**Texto fornecido**
-=-=-
5. Assim e face ao exposto, somos da opinião que se justifica o recurso a aplicação de métodos indirectos, tal como esta determinado e a que se referem os art° 38.° do CIRS e art.° s 51.° e 52.° do CIRC (ao caso aplicáveis), uma vez que existem indícios seguros de que a sua contabilidade / livros de escrituração e registo não reflectem a exacta situação patrimonial e o(s) resultado(s) efectivamente obtido(s) e por não ser possível a comprovação e a quantificação directa e exacta dos elementos indispensáveis à correcta determinação do lucro tributável, indícios a que nos referimos anteriormente e que sintetizamos nos seguintes pontos :
5.1 - Prejuízo fiscal declarado para o IRS - Categoria C (rendimentos comerciais e industriais) e para o ano de 1996, sem que tenham sido apresentadas e / ou fundamentadas razões consistentes para tal (relativamente aos dois exercícios imediatamente anteriores, ou seja, para os anos de 1 995 e 1 994, declarou, respectivamente, os lucros tributáveis / resultados de 1 58681$ e 1 452601$).
-=-=-
**Dados fornecidos**
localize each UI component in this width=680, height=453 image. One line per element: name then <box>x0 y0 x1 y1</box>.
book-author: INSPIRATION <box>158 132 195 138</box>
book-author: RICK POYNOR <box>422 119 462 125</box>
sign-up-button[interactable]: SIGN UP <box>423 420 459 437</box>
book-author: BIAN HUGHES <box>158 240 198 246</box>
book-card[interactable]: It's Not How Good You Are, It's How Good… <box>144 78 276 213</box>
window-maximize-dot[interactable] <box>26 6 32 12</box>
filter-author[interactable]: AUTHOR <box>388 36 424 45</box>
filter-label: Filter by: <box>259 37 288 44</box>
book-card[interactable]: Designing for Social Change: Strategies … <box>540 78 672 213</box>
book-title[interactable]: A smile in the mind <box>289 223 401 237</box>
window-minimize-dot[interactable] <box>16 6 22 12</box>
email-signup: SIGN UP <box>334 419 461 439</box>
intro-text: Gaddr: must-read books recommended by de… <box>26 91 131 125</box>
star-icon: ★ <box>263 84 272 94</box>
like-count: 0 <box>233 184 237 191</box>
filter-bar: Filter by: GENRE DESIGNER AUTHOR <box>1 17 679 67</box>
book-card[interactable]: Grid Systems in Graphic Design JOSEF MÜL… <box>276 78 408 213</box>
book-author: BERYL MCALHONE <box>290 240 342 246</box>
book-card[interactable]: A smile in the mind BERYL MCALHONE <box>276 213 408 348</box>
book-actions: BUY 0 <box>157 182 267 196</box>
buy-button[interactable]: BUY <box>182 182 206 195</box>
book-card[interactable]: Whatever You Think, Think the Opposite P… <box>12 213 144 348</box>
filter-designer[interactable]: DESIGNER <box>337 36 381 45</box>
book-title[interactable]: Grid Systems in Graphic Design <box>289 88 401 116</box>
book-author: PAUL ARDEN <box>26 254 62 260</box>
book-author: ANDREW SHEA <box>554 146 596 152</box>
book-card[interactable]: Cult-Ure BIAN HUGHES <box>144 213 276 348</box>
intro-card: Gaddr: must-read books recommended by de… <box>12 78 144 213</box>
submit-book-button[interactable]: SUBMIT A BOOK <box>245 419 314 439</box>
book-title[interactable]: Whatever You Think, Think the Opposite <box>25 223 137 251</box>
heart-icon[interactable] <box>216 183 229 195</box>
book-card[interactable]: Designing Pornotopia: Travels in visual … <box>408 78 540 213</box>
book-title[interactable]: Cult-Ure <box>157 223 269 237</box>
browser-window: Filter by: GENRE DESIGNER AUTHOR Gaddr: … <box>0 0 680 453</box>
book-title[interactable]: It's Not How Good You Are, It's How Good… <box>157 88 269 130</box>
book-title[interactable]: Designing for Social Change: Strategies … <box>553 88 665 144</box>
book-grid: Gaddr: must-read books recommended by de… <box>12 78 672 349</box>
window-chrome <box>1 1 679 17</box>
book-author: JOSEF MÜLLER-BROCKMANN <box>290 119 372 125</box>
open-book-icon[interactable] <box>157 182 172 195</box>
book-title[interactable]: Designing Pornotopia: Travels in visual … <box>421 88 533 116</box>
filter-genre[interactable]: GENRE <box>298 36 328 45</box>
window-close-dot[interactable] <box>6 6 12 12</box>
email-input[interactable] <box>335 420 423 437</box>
-=-=-
**Objetivo do exercício**
Prossiga com o texto sobre o recurso a métodos indiretos, começando logo a seguir à última frase apresentada.

**Resultado abaixo**
5.2 - Reconhecimento, por parte do SP, de terem sido praticadas omissões de compras, não só por inexistência das facturas / documentos equivalentes, como igualmente por falta dos respectivos registos no livro de escrituração (e aqui foram não só omitidas compras como também não foram registados outros tipos de "entradas" de produtos e/ou matérias-primas para consumo no estabelecimento e na actividade e que possam, eventualmente, ter sido "adquiridas sem encargos" - "peixe do rio", "caça", "hortaliças e legumes", etc.).
5.3 - A situação específica do sector da "mercearia", em que o próprio afirma ser de cerca de 15% a margem de comercialização normalmente praticada / % sobre o custo, margem média eventualmente considerada por defeito, mas que nós próprios admitimos e aceitamos e que nada tem a ver com o declarado e expresso no resultado negativo apurado pelo SP (situação referida em 4.5, ou, mais propriamente, no ponto 4.5.4).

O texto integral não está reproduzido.